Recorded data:
******

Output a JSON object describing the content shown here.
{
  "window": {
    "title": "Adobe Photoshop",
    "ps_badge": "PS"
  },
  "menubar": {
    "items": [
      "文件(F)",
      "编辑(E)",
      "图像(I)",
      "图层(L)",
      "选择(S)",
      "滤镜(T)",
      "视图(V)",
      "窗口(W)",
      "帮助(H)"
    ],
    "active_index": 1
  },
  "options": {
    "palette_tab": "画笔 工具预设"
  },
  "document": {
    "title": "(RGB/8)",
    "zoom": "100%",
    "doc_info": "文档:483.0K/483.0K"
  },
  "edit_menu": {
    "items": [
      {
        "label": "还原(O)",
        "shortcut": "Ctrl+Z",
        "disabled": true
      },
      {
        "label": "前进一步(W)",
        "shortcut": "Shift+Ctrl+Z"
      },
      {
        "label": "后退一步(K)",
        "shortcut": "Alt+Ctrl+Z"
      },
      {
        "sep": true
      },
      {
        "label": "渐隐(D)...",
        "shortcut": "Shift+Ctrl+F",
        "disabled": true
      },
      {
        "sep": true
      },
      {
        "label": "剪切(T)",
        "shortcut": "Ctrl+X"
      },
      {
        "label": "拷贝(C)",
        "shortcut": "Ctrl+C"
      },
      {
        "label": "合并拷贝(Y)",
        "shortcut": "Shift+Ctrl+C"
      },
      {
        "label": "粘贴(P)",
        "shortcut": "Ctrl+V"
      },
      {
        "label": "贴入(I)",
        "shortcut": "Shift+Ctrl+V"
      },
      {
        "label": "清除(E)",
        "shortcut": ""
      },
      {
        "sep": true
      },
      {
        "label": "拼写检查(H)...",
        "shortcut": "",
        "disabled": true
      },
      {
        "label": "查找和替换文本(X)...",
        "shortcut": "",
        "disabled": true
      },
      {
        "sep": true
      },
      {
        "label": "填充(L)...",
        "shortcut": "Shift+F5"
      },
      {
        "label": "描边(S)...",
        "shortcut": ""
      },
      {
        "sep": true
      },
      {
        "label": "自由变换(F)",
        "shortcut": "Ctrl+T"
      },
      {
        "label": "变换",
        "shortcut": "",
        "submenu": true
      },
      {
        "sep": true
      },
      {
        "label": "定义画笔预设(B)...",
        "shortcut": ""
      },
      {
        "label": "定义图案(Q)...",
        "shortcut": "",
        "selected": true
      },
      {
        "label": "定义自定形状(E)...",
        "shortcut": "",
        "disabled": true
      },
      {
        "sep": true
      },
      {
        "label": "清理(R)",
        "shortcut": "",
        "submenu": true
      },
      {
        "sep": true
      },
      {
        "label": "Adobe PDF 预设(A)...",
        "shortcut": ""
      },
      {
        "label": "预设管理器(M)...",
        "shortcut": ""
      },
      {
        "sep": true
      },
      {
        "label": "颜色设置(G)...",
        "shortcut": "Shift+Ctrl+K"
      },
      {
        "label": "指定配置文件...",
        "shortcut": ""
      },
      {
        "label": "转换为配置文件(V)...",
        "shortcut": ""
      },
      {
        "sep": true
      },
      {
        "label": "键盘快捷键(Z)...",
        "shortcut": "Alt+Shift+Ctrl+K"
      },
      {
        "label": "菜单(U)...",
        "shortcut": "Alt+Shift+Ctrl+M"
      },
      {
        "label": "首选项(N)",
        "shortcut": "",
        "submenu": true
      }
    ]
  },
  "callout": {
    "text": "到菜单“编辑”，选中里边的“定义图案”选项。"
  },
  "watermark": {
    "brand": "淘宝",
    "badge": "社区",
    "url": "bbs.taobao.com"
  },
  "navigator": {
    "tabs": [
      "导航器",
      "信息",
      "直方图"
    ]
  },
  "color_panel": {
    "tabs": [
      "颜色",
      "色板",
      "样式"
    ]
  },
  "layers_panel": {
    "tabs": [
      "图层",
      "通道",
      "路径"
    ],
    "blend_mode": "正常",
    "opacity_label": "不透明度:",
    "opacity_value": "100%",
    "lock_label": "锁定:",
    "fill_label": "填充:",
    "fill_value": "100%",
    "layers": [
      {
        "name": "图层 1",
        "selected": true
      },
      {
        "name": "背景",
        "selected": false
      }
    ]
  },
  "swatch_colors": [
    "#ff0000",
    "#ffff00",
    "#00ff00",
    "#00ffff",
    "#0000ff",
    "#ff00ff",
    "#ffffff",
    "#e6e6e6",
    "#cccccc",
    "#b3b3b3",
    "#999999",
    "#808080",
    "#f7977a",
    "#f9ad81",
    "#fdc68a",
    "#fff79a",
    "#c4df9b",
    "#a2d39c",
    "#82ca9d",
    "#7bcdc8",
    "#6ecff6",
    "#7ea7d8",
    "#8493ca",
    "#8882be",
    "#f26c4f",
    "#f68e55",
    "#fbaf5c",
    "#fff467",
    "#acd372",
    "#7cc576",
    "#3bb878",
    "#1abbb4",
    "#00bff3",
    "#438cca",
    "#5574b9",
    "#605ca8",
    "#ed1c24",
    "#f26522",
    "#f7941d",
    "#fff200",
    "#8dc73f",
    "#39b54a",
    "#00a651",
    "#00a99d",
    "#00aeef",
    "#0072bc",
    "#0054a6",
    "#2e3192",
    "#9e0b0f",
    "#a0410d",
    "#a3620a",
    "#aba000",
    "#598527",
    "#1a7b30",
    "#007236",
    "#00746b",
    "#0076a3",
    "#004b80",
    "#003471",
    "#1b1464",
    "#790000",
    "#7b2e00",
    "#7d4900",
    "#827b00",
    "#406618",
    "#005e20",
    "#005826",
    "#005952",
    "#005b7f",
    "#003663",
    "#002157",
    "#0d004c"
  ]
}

******

Please list every line of the records that contains "Shift".

◆ Result of this exercise
        "shortcut": "Shift+Ctrl+Z"
        "shortcut": "Shift+Ctrl+F",
        "shortcut": "Shift+Ctrl+C"
        "shortcut": "Shift+Ctrl+V"
        "shortcut": "Shift+F5"
        "shortcut": "Shift+Ctrl+K"
        "shortcut": "Alt+Shift+Ctrl+K"
        "shortcut": "Alt+Shift+Ctrl+M"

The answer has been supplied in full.